▸ **Written exercise**
Copy out every one of the following records word for word, changing nothing.

>> BEGIN Supplied entries

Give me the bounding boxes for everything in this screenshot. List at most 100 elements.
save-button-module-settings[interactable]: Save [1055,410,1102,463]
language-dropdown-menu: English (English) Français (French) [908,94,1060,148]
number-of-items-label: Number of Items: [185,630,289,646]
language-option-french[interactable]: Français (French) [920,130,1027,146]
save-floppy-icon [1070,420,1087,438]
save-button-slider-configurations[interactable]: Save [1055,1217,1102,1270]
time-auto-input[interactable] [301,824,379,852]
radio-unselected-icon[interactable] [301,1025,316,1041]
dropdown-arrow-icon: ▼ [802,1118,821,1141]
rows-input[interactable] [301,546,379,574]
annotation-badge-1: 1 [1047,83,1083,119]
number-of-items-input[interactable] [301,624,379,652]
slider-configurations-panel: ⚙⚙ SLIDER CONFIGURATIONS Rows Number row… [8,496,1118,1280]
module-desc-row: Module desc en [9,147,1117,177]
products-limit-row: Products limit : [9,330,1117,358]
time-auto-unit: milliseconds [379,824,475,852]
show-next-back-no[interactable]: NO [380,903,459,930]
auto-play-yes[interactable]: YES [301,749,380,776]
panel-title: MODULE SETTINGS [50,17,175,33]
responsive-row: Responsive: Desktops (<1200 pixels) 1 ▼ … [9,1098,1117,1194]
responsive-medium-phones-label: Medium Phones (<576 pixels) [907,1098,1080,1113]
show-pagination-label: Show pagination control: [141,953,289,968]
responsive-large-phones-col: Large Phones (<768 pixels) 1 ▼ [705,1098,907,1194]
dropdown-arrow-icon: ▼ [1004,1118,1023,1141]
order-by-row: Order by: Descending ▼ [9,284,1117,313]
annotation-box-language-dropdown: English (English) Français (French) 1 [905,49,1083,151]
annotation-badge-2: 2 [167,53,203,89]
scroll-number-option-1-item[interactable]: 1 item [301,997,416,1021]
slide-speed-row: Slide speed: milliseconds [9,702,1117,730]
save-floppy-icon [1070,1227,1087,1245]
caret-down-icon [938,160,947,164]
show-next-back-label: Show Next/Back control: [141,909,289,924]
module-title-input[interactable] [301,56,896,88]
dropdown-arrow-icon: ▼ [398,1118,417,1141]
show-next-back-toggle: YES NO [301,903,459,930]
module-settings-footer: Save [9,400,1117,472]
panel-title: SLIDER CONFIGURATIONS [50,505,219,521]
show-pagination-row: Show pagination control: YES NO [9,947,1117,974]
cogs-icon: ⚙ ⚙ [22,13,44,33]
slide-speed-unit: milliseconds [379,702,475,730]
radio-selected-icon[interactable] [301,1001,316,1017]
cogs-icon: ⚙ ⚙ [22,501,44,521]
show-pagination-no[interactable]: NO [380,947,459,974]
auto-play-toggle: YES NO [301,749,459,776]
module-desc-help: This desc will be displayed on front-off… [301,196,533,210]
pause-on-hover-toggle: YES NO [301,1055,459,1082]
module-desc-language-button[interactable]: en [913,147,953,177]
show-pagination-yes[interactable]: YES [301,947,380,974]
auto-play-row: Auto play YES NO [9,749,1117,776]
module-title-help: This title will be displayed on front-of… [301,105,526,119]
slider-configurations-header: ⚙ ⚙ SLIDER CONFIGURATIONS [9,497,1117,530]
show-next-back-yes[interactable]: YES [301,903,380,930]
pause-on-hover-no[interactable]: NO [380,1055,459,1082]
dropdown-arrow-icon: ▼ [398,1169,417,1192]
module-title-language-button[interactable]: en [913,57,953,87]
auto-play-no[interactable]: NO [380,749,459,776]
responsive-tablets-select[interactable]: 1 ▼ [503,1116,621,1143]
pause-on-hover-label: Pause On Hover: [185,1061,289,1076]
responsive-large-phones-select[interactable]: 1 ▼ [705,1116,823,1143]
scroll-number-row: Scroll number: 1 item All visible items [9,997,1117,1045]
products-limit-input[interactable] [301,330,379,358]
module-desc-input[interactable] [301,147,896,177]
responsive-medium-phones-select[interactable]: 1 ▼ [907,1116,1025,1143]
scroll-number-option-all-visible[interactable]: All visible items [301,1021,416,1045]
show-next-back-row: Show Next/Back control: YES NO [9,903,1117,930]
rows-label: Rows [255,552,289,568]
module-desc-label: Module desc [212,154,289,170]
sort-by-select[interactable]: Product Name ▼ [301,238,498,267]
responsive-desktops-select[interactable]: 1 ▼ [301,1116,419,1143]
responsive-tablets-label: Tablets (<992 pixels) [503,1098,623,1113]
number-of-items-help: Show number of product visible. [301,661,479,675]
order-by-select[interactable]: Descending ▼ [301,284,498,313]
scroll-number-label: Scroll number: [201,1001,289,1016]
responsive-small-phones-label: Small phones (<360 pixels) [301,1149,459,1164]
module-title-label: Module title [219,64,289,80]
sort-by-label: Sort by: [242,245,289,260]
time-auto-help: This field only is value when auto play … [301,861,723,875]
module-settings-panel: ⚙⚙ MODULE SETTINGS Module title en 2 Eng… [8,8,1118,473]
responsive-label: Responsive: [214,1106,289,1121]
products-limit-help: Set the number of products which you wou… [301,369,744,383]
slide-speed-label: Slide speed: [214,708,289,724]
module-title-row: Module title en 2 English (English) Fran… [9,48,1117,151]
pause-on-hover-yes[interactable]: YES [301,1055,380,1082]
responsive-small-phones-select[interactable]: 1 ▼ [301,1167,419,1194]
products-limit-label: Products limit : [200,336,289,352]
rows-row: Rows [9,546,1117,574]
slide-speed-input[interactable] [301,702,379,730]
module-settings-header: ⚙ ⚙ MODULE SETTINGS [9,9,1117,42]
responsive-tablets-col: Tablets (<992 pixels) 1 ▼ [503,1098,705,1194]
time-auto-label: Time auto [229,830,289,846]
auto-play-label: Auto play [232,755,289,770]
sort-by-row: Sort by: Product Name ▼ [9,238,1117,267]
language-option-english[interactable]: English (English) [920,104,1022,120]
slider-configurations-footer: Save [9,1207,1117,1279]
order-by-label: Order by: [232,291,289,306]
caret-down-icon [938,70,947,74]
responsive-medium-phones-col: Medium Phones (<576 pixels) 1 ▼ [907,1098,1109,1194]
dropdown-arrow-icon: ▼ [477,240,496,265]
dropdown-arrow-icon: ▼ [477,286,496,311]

>> END Supplied entries

▸ **Full answer**
Give me the bounding boxes for everything in this screenshot. List at most 100 elements.
save-button-module-settings[interactable]: Save [1055,410,1102,463]
language-dropdown-menu: English (English) Français (French) [908,94,1060,148]
number-of-items-label: Number of Items: [185,630,289,646]
language-option-french[interactable]: Français (French) [920,130,1027,146]
save-floppy-icon [1070,420,1087,438]
save-button-slider-configurations[interactable]: Save [1055,1217,1102,1270]
time-auto-input[interactable] [301,824,379,852]
radio-unselected-icon[interactable] [301,1025,316,1041]
dropdown-arrow-icon: ▼ [802,1118,821,1141]
rows-input[interactable] [301,546,379,574]
annotation-badge-1: 1 [1047,83,1083,119]
number-of-items-input[interactable] [301,624,379,652]
slider-configurations-panel: ⚙⚙ SLIDER CONFIGURATIONS Rows Number row… [8,496,1118,1280]
module-desc-row: Module desc en [9,147,1117,177]
products-limit-row: Products limit : [9,330,1117,358]
time-auto-unit: milliseconds [379,824,475,852]
show-next-back-no[interactable]: NO [380,903,459,930]
auto-play-yes[interactable]: YES [301,749,380,776]
panel-title: MODULE SETTINGS [50,17,175,33]
responsive-row: Responsive: Desktops (<1200 pixels) 1 ▼ … [9,1098,1117,1194]
responsive-medium-phones-label: Medium Phones (<576 pixels) [907,1098,1080,1113]
show-pagination-label: Show pagination control: [141,953,289,968]
responsive-large-phones-col: Large Phones (<768 pixels) 1 ▼ [705,1098,907,1194]
dropdown-arrow-icon: ▼ [1004,1118,1023,1141]
order-by-row: Order by: Descending ▼ [9,284,1117,313]
annotation-box-language-dropdown: English (English) Français (French) 1 [905,49,1083,151]
annotation-badge-2: 2 [167,53,203,89]
scroll-number-option-1-item[interactable]: 1 item [301,997,416,1021]
slide-speed-row: Slide speed: milliseconds [9,702,1117,730]
save-floppy-icon [1070,1227,1087,1245]
caret-down-icon [938,160,947,164]
show-next-back-label: Show Next/Back control: [141,909,289,924]
module-title-input[interactable] [301,56,896,88]
dropdown-arrow-icon: ▼ [398,1118,417,1141]
show-next-back-toggle: YES NO [301,903,459,930]
module-settings-footer: Save [9,400,1117,472]
panel-title: SLIDER CONFIGURATIONS [50,505,219,521]
show-pagination-row: Show pagination control: YES NO [9,947,1117,974]
cogs-icon: ⚙ ⚙ [22,13,44,33]
slide-speed-unit: milliseconds [379,702,475,730]
radio-selected-icon[interactable] [301,1001,316,1017]
cogs-icon: ⚙ ⚙ [22,501,44,521]
show-pagination-no[interactable]: NO [380,947,459,974]
auto-play-toggle: YES NO [301,749,459,776]
module-desc-help: This desc will be displayed on front-off… [301,196,533,210]
pause-on-hover-toggle: YES NO [301,1055,459,1082]
module-desc-language-button[interactable]: en [913,147,953,177]
show-pagination-yes[interactable]: YES [301,947,380,974]
auto-play-row: Auto play YES NO [9,749,1117,776]
module-title-help: This title will be displayed on front-of… [301,105,526,119]
slider-configurations-header: ⚙ ⚙ SLIDER CONFIGURATIONS [9,497,1117,530]
show-next-back-yes[interactable]: YES [301,903,380,930]
pause-on-hover-no[interactable]: NO [380,1055,459,1082]
dropdown-arrow-icon: ▼ [398,1169,417,1192]
module-title-language-button[interactable]: en [913,57,953,87]
auto-play-no[interactable]: NO [380,749,459,776]
responsive-tablets-select[interactable]: 1 ▼ [503,1116,621,1143]
pause-on-hover-label: Pause On Hover: [185,1061,289,1076]
responsive-large-phones-select[interactable]: 1 ▼ [705,1116,823,1143]
scroll-number-row: Scroll number: 1 item All visible items [9,997,1117,1045]
products-limit-input[interactable] [301,330,379,358]
module-desc-input[interactable] [301,147,896,177]
responsive-medium-phones-select[interactable]: 1 ▼ [907,1116,1025,1143]
scroll-number-option-all-visible[interactable]: All visible items [301,1021,416,1045]
show-next-back-row: Show Next/Back control: YES NO [9,903,1117,930]
rows-label: Rows [255,552,289,568]
module-desc-label: Module desc [212,154,289,170]
sort-by-select[interactable]: Product Name ▼ [301,238,498,267]
responsive-desktops-select[interactable]: 1 ▼ [301,1116,419,1143]
responsive-tablets-label: Tablets (<992 pixels) [503,1098,623,1113]
number-of-items-help: Show number of product visible. [301,661,479,675]
order-by-select[interactable]: Descending ▼ [301,284,498,313]
scroll-number-label: Scroll number: [201,1001,289,1016]
responsive-small-phones-label: Small phones (<360 pixels) [301,1149,459,1164]
module-title-label: Module title [219,64,289,80]
sort-by-label: Sort by: [242,245,289,260]
time-auto-help: This field only is value when auto play … [301,861,723,875]
module-settings-panel: ⚙⚙ MODULE SETTINGS Module title en 2 Eng… [8,8,1118,473]
responsive-label: Responsive: [214,1106,289,1121]
products-limit-help: Set the number of products which you wou… [301,369,744,383]
slide-speed-label: Slide speed: [214,708,289,724]
module-title-row: Module title en 2 English (English) Fran… [9,48,1117,151]
pause-on-hover-yes[interactable]: YES [301,1055,380,1082]
responsive-small-phones-select[interactable]: 1 ▼ [301,1167,419,1194]
products-limit-label: Products limit : [200,336,289,352]
rows-row: Rows [9,546,1117,574]
slide-speed-input[interactable] [301,702,379,730]
module-settings-header: ⚙ ⚙ MODULE SETTINGS [9,9,1117,42]
responsive-tablets-col: Tablets (<992 pixels) 1 ▼ [503,1098,705,1194]
time-auto-label: Time auto [229,830,289,846]
auto-play-label: Auto play [232,755,289,770]
sort-by-row: Sort by: Product Name ▼ [9,238,1117,267]
language-option-english[interactable]: English (English) [920,104,1022,120]
slider-configurations-footer: Save [9,1207,1117,1279]
order-by-label: Order by: [232,291,289,306]
caret-down-icon [938,70,947,74]
responsive-medium-phones-col: Medium Phones (<576 pixels) 1 ▼ [907,1098,1109,1194]
dropdown-arrow-icon: ▼ [477,240,496,265]
dropdown-arrow-icon: ▼ [477,286,496,311]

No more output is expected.